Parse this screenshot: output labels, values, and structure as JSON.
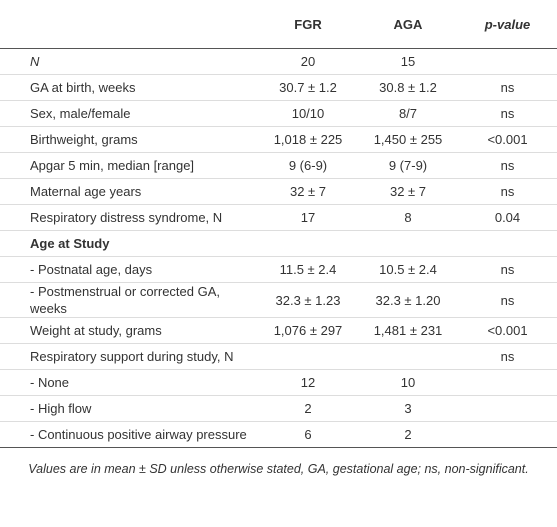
{
  "table": {
    "columns": [
      "FGR",
      "AGA",
      "p-value"
    ],
    "rows": [
      {
        "label": "N",
        "fgr": "20",
        "aga": "15"
      },
      {
        "label": "GA at birth, weeks",
        "fgr": "30.7 ± 1.2",
        "aga": "30.8 ± 1.2",
        "p": "ns"
      },
      {
        "label": "Sex, male/female",
        "fgr": "10/10",
        "aga": "8/7",
        "p": "ns"
      },
      {
        "label": "Birthweight, grams",
        "fgr": "1,018 ± 225",
        "aga": "1,450 ± 255",
        "p": "<0.001"
      },
      {
        "label": "Apgar 5 min, median [range]",
        "fgr": "9 (6-9)",
        "aga": "9 (7-9)",
        "p": "ns"
      },
      {
        "label": "Maternal age years",
        "fgr": "32 ± 7",
        "aga": "32 ± 7",
        "p": "ns"
      },
      {
        "label": "Respiratory distress syndrome, N",
        "fgr": "17",
        "aga": "8",
        "p": "0.04"
      },
      {
        "label": "Age at Study",
        "section": true
      },
      {
        "label": "- Postnatal age, days",
        "fgr": "11.5 ± 2.4",
        "aga": "10.5 ± 2.4",
        "p": "ns"
      },
      {
        "label": "- Postmenstrual or corrected GA, weeks",
        "fgr": "32.3 ± 1.23",
        "aga": "32.3 ± 1.20",
        "p": "ns"
      },
      {
        "label": "Weight at study, grams",
        "fgr": "1,076 ± 297",
        "aga": "1,481 ± 231",
        "p": "<0.001"
      },
      {
        "label": "Respiratory support during study, N",
        "p": "ns"
      },
      {
        "label": "- None",
        "fgr": "12",
        "aga": "10"
      },
      {
        "label": "- High flow",
        "fgr": "2",
        "aga": "3"
      },
      {
        "label": "- Continuous positive airway pressure",
        "fgr": "6",
        "aga": "2"
      }
    ]
  },
  "footnote": "Values are in mean ± SD unless otherwise stated, GA, gestational age; ns, non-significant."
}
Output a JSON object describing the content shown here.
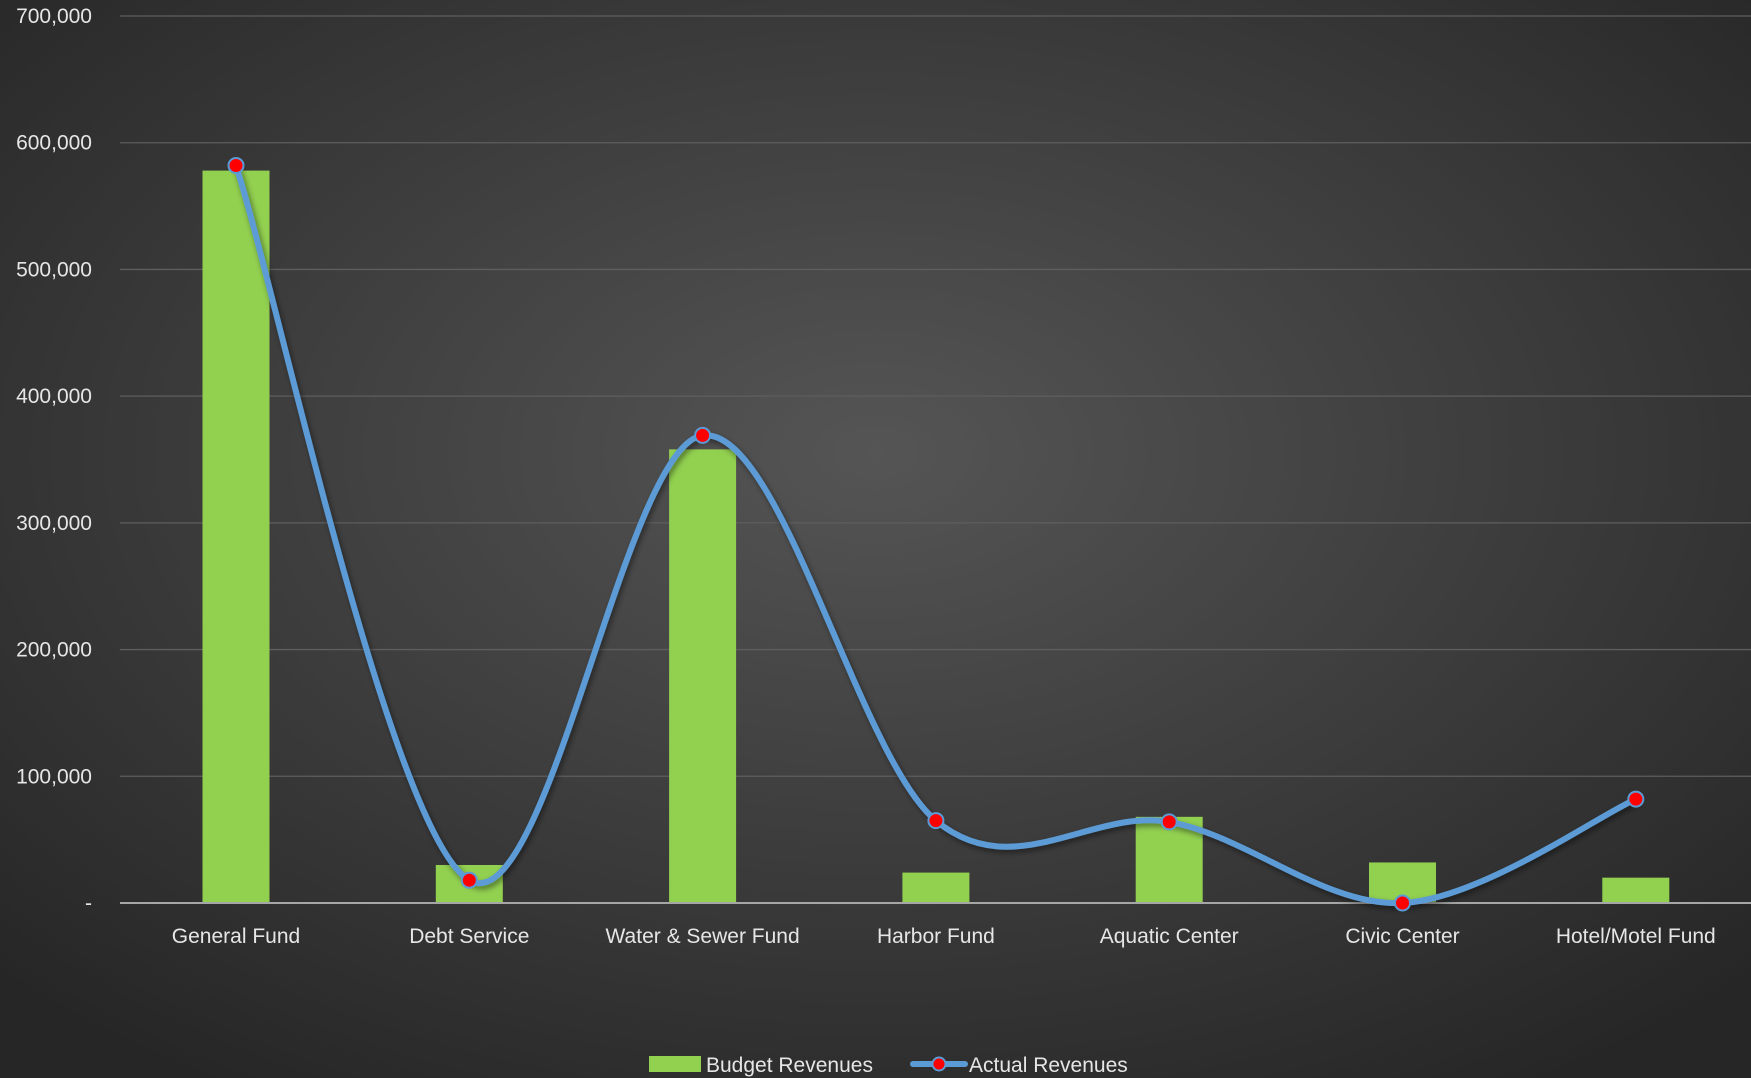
{
  "chart_data": {
    "type": "bar",
    "categories": [
      "General Fund",
      "Debt Service",
      "Water & Sewer Fund",
      "Harbor Fund",
      "Aquatic Center",
      "Civic Center",
      "Hotel/Motel Fund"
    ],
    "series": [
      {
        "name": "Budget Revenues",
        "type": "bar",
        "color": "#92d050",
        "values": [
          578000,
          30000,
          358000,
          24000,
          68000,
          32000,
          20000
        ]
      },
      {
        "name": "Actual Revenues",
        "type": "line",
        "smooth": true,
        "color": "#5b9bd5",
        "marker_color": "#ff0000",
        "values": [
          582000,
          18000,
          369000,
          65000,
          64000,
          0,
          82000
        ]
      }
    ],
    "ylim": [
      0,
      700000
    ],
    "yticks": [
      0,
      100000,
      200000,
      300000,
      400000,
      500000,
      600000,
      700000
    ],
    "ytick_labels": [
      "-",
      "100,000",
      "200,000",
      "300,000",
      "400,000",
      "500,000",
      "600,000",
      "700,000"
    ],
    "grid": true,
    "legend_position": "bottom",
    "title": "",
    "xlabel": "",
    "ylabel": "",
    "colors": {
      "background_center": "#555555",
      "background_edge": "#262626",
      "text": "#e6e6e6",
      "grid": "#5e5e5e",
      "axis": "#a6a6a6"
    }
  }
}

**Your goal:**
Search the preceding listing for "grams" and extract every line where it is found.

**Task output:**
        "label": "Birthweight, grams",
        "label": "Weight at study, grams",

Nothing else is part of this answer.